- [Task objective] Locate each line with the string "plan" in the listing below and copy it.

- [Dataset records]

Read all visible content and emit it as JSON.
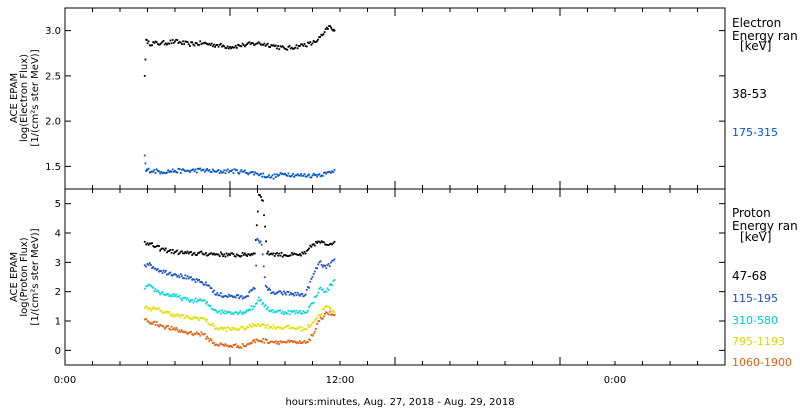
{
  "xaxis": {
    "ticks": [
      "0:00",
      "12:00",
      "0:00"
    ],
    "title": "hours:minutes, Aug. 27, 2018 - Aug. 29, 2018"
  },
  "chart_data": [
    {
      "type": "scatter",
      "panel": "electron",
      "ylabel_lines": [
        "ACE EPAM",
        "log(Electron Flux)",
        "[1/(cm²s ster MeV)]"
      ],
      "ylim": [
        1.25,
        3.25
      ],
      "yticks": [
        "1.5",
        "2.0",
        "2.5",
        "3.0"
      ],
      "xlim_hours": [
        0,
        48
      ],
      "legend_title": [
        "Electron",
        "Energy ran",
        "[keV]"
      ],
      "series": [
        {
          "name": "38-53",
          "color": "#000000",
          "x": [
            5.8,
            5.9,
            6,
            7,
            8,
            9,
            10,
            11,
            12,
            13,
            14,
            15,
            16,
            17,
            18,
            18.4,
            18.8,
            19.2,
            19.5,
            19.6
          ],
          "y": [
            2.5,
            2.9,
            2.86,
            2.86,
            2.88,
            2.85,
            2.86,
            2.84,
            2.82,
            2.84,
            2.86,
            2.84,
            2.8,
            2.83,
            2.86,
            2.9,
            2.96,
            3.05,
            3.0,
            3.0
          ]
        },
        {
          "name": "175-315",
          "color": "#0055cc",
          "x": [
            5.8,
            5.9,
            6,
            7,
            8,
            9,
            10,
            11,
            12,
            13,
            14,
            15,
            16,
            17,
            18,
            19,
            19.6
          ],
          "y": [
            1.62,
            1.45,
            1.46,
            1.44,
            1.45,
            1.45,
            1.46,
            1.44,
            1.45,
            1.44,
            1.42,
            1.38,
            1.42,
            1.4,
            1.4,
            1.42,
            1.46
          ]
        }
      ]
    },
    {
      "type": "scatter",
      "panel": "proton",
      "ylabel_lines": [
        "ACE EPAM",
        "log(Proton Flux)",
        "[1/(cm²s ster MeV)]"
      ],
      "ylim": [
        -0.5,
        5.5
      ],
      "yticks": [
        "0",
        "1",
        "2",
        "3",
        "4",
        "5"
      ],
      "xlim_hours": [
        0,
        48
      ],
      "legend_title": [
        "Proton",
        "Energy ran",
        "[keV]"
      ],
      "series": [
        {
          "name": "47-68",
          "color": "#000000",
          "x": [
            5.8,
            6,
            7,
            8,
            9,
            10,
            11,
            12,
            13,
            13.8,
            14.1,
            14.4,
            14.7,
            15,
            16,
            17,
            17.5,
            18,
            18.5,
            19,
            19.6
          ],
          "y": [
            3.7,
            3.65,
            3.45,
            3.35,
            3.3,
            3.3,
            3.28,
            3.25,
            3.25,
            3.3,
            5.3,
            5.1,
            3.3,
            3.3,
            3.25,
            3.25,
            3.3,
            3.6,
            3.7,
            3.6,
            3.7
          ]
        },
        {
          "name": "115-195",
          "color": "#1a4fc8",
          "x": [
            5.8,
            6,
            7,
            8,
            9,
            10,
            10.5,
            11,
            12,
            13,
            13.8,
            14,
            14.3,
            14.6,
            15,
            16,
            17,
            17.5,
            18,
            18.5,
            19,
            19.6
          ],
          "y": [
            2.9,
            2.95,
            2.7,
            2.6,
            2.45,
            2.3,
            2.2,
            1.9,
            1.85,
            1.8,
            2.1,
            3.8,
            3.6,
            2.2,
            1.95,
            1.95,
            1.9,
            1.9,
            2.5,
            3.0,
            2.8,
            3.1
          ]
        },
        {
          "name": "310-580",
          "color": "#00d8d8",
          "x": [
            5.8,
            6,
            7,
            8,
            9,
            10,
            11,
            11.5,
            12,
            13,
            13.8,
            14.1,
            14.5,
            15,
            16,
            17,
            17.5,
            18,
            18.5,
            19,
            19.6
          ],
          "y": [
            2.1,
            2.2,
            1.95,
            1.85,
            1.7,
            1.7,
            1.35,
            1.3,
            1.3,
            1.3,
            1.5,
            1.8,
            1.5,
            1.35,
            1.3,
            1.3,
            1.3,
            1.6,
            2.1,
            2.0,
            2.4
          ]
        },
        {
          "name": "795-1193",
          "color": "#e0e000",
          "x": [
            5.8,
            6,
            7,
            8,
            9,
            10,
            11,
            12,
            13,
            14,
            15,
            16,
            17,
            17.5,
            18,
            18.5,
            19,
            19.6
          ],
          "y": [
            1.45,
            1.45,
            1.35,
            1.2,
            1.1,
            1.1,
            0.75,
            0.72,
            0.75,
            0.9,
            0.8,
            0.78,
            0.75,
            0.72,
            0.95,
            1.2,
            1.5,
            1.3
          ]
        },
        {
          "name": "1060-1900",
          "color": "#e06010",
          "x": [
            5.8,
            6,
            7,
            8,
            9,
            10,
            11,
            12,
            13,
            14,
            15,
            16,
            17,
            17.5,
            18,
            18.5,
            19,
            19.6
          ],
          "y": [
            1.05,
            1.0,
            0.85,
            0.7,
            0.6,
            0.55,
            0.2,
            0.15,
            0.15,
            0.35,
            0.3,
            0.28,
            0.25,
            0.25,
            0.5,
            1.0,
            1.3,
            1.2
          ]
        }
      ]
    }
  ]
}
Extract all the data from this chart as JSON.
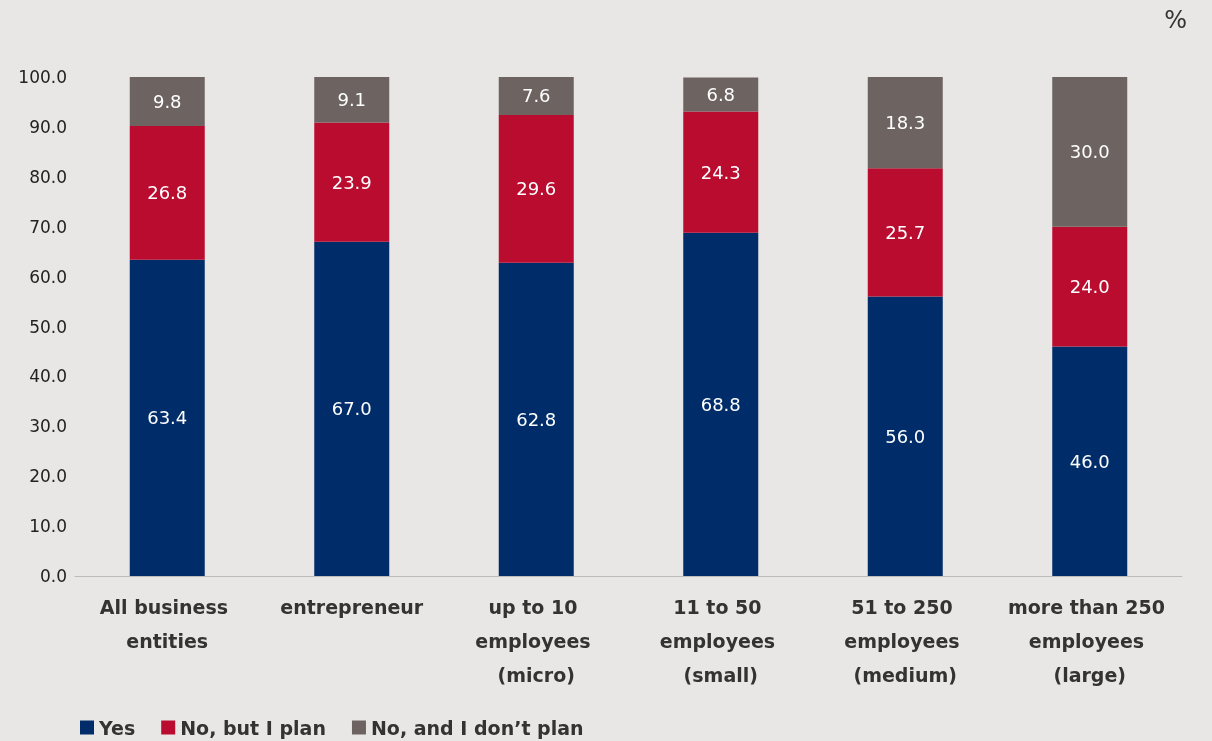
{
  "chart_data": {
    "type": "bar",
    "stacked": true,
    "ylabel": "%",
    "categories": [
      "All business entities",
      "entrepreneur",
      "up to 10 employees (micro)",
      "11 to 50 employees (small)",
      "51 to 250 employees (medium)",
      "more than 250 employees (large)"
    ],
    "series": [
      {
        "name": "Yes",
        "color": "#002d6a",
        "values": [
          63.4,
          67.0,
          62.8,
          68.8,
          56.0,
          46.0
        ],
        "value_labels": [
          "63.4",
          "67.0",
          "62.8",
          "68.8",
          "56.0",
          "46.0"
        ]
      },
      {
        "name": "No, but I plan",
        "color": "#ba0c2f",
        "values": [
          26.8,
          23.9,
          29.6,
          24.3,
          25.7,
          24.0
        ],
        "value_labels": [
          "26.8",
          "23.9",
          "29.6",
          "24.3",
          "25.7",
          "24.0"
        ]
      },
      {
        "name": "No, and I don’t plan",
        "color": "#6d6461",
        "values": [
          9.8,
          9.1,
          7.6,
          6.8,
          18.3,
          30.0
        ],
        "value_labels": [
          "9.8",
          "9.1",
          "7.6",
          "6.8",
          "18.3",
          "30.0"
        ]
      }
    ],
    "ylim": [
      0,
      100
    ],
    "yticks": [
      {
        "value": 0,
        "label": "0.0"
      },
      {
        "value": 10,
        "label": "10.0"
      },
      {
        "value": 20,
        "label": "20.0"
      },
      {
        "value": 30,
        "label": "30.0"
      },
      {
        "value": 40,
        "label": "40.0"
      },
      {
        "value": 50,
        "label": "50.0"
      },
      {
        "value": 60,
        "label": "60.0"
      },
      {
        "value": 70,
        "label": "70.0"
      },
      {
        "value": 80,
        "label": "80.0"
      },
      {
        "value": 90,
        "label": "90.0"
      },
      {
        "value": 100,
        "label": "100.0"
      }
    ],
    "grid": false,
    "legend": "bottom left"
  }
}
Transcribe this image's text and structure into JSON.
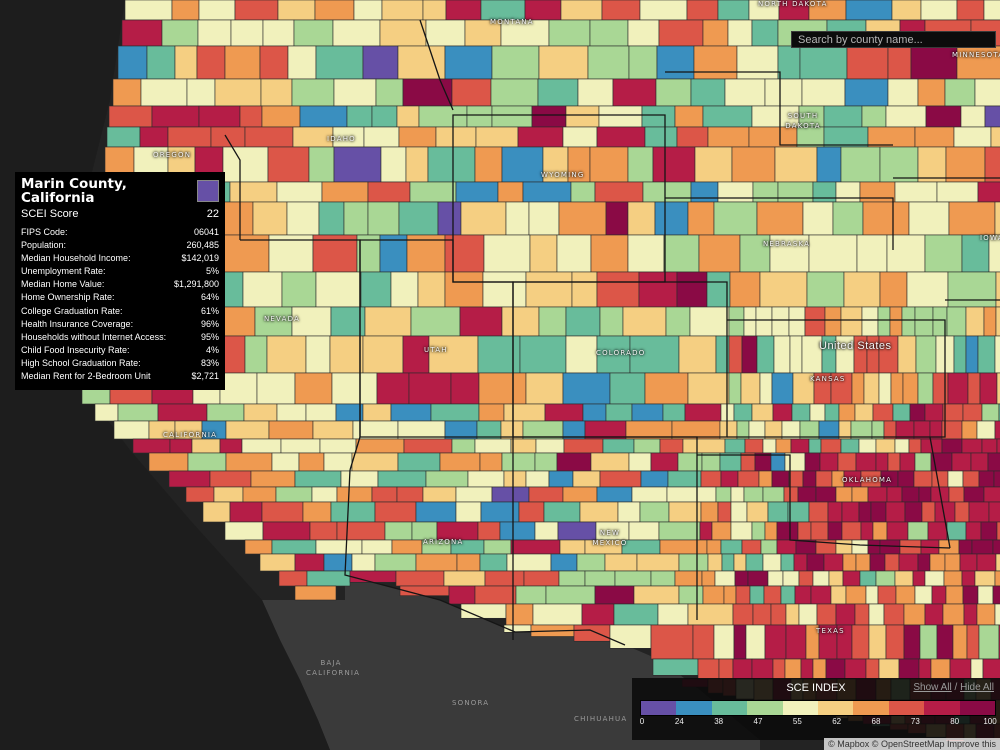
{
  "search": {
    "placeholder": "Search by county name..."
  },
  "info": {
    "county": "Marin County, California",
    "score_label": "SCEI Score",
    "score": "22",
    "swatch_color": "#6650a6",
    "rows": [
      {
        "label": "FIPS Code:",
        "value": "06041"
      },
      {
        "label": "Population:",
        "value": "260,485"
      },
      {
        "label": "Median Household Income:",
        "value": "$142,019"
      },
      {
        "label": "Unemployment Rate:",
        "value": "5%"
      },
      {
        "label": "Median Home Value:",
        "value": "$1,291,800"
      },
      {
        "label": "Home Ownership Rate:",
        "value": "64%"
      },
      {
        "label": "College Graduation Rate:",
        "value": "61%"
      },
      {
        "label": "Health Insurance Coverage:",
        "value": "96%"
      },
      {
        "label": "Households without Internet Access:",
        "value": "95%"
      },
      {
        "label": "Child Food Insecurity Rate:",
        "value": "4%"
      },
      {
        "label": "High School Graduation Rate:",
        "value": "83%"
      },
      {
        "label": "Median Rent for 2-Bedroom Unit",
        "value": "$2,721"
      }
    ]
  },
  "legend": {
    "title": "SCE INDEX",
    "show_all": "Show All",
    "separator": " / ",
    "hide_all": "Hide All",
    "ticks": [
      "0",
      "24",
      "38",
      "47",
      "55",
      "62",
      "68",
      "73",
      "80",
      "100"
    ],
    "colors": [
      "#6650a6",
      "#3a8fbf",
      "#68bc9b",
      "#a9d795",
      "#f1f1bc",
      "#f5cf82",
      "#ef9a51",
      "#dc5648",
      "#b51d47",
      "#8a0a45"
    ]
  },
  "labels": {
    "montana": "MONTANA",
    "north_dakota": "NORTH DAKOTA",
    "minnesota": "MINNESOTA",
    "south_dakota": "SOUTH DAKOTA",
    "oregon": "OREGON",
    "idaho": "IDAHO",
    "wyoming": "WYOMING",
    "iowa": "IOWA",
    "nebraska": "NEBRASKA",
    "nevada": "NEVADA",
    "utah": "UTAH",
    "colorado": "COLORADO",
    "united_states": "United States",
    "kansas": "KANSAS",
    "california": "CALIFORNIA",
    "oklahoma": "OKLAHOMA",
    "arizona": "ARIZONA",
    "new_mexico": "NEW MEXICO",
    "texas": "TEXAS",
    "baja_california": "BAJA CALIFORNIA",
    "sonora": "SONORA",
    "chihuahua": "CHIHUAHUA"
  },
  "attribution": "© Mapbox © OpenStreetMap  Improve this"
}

- [Solution to the problem]
        "name": "No, but I plan",
        "name": "No, and I don’t plan",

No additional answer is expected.